(Figure dataset records)
▽

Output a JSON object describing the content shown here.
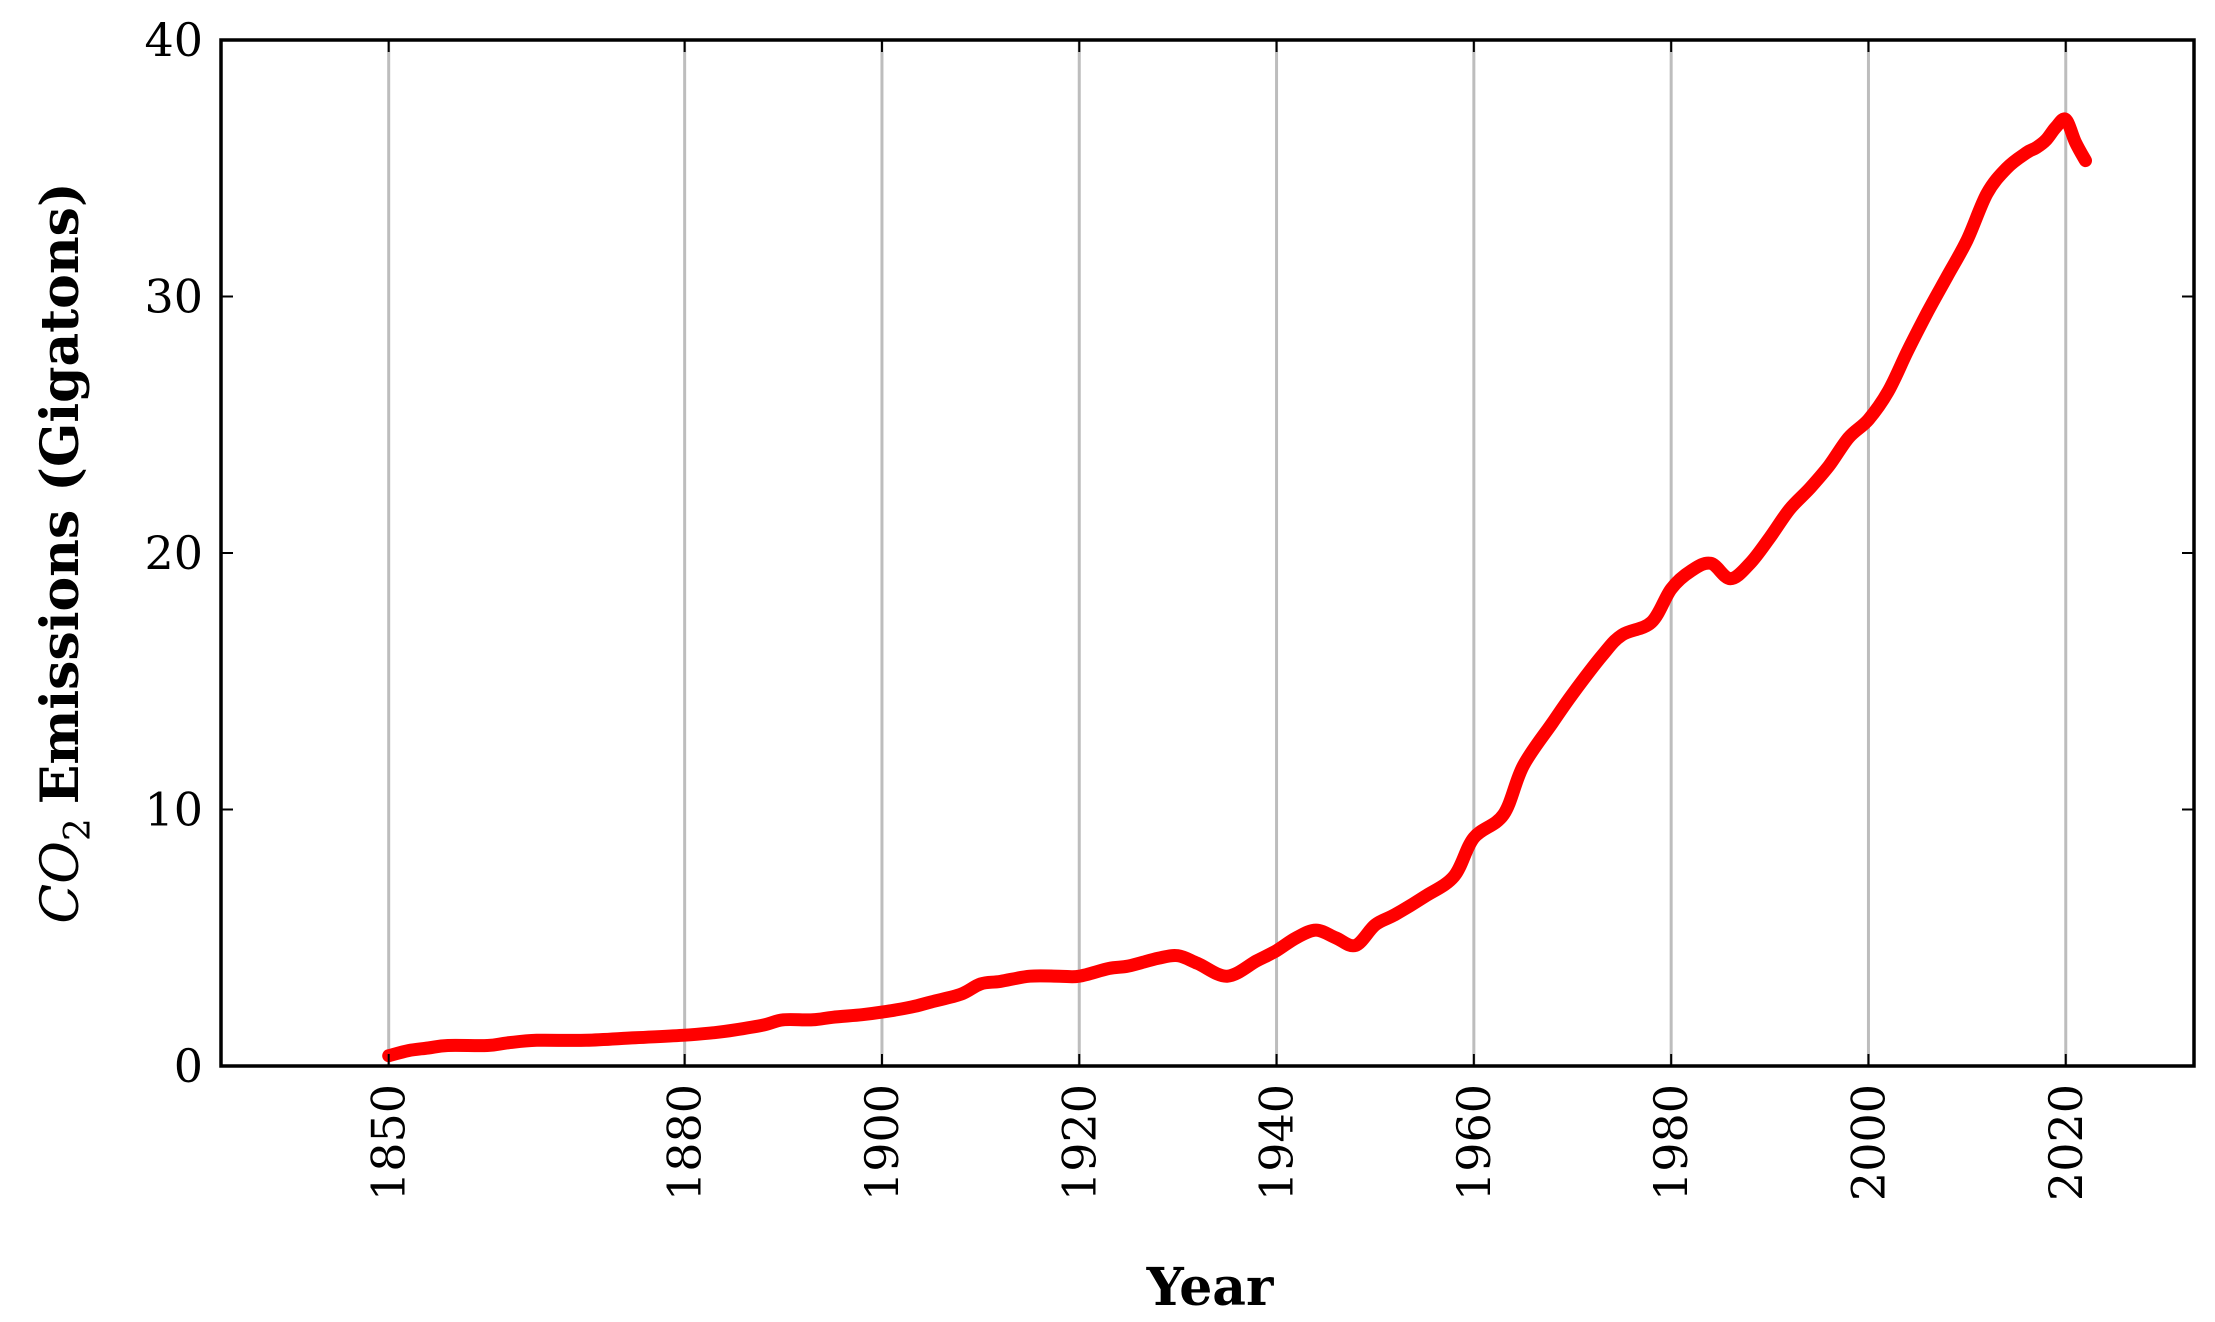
{
  "chart_data": {
    "type": "line",
    "title": "",
    "xlabel": "Year",
    "ylabel": {
      "symbol_main": "CO",
      "symbol_sub": "2",
      "rest": "Emissions (Gigatons)"
    },
    "xlim": [
      1833,
      2033
    ],
    "ylim": [
      0,
      40
    ],
    "x_ticks": [
      1850,
      1880,
      1900,
      1920,
      1940,
      1960,
      1980,
      2000,
      2020
    ],
    "y_ticks": [
      0,
      10,
      20,
      30,
      40
    ],
    "grid": "vertical",
    "legend": "none",
    "series": [
      {
        "color": "#ff0000",
        "x": [
          1850,
          1852,
          1854,
          1856,
          1860,
          1862,
          1865,
          1870,
          1875,
          1880,
          1883,
          1885,
          1888,
          1890,
          1893,
          1895,
          1898,
          1900,
          1903,
          1905,
          1908,
          1910,
          1912,
          1915,
          1918,
          1920,
          1923,
          1925,
          1928,
          1930,
          1932,
          1935,
          1938,
          1940,
          1942,
          1944,
          1946,
          1948,
          1950,
          1952,
          1955,
          1958,
          1960,
          1963,
          1965,
          1968,
          1970,
          1973,
          1975,
          1978,
          1980,
          1982,
          1984,
          1986,
          1988,
          1990,
          1992,
          1994,
          1996,
          1998,
          2000,
          2002,
          2004,
          2006,
          2008,
          2010,
          2012,
          2014,
          2016,
          2017,
          2018,
          2019,
          2020,
          2021,
          2022
        ],
        "y": [
          0.4,
          0.6,
          0.7,
          0.8,
          0.8,
          0.9,
          1.0,
          1.0,
          1.1,
          1.2,
          1.3,
          1.4,
          1.6,
          1.8,
          1.8,
          1.9,
          2.0,
          2.1,
          2.3,
          2.5,
          2.8,
          3.2,
          3.3,
          3.5,
          3.5,
          3.5,
          3.8,
          3.9,
          4.2,
          4.3,
          4.0,
          3.5,
          4.1,
          4.5,
          5.0,
          5.3,
          5.0,
          4.7,
          5.5,
          5.9,
          6.6,
          7.4,
          8.9,
          9.8,
          11.7,
          13.4,
          14.5,
          16.0,
          16.8,
          17.3,
          18.6,
          19.3,
          19.6,
          19.0,
          19.6,
          20.6,
          21.7,
          22.5,
          23.4,
          24.5,
          25.2,
          26.3,
          27.9,
          29.4,
          30.8,
          32.2,
          34.0,
          35.0,
          35.6,
          35.8,
          36.1,
          36.6,
          36.9,
          36.0,
          35.3
        ]
      }
    ]
  }
}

△

## WHAT THE TASK ASKS:
Return each line of the data, keeping its wording exact and omitting pictures.

## RESULT BELOW:
Output a JSON object describing the content shown here.
{
  "chart_data": {
    "type": "line",
    "title": "",
    "xlabel": "Year",
    "ylabel": {
      "symbol_main": "CO",
      "symbol_sub": "2",
      "rest": "Emissions (Gigatons)"
    },
    "xlim": [
      1833,
      2033
    ],
    "ylim": [
      0,
      40
    ],
    "x_ticks": [
      1850,
      1880,
      1900,
      1920,
      1940,
      1960,
      1980,
      2000,
      2020
    ],
    "y_ticks": [
      0,
      10,
      20,
      30,
      40
    ],
    "grid": "vertical",
    "legend": "none",
    "series": [
      {
        "color": "#ff0000",
        "x": [
          1850,
          1852,
          1854,
          1856,
          1860,
          1862,
          1865,
          1870,
          1875,
          1880,
          1883,
          1885,
          1888,
          1890,
          1893,
          1895,
          1898,
          1900,
          1903,
          1905,
          1908,
          1910,
          1912,
          1915,
          1918,
          1920,
          1923,
          1925,
          1928,
          1930,
          1932,
          1935,
          1938,
          1940,
          1942,
          1944,
          1946,
          1948,
          1950,
          1952,
          1955,
          1958,
          1960,
          1963,
          1965,
          1968,
          1970,
          1973,
          1975,
          1978,
          1980,
          1982,
          1984,
          1986,
          1988,
          1990,
          1992,
          1994,
          1996,
          1998,
          2000,
          2002,
          2004,
          2006,
          2008,
          2010,
          2012,
          2014,
          2016,
          2017,
          2018,
          2019,
          2020,
          2021,
          2022
        ],
        "y": [
          0.4,
          0.6,
          0.7,
          0.8,
          0.8,
          0.9,
          1.0,
          1.0,
          1.1,
          1.2,
          1.3,
          1.4,
          1.6,
          1.8,
          1.8,
          1.9,
          2.0,
          2.1,
          2.3,
          2.5,
          2.8,
          3.2,
          3.3,
          3.5,
          3.5,
          3.5,
          3.8,
          3.9,
          4.2,
          4.3,
          4.0,
          3.5,
          4.1,
          4.5,
          5.0,
          5.3,
          5.0,
          4.7,
          5.5,
          5.9,
          6.6,
          7.4,
          8.9,
          9.8,
          11.7,
          13.4,
          14.5,
          16.0,
          16.8,
          17.3,
          18.6,
          19.3,
          19.6,
          19.0,
          19.6,
          20.6,
          21.7,
          22.5,
          23.4,
          24.5,
          25.2,
          26.3,
          27.9,
          29.4,
          30.8,
          32.2,
          34.0,
          35.0,
          35.6,
          35.8,
          36.1,
          36.6,
          36.9,
          36.0,
          35.3
        ]
      }
    ]
  }
}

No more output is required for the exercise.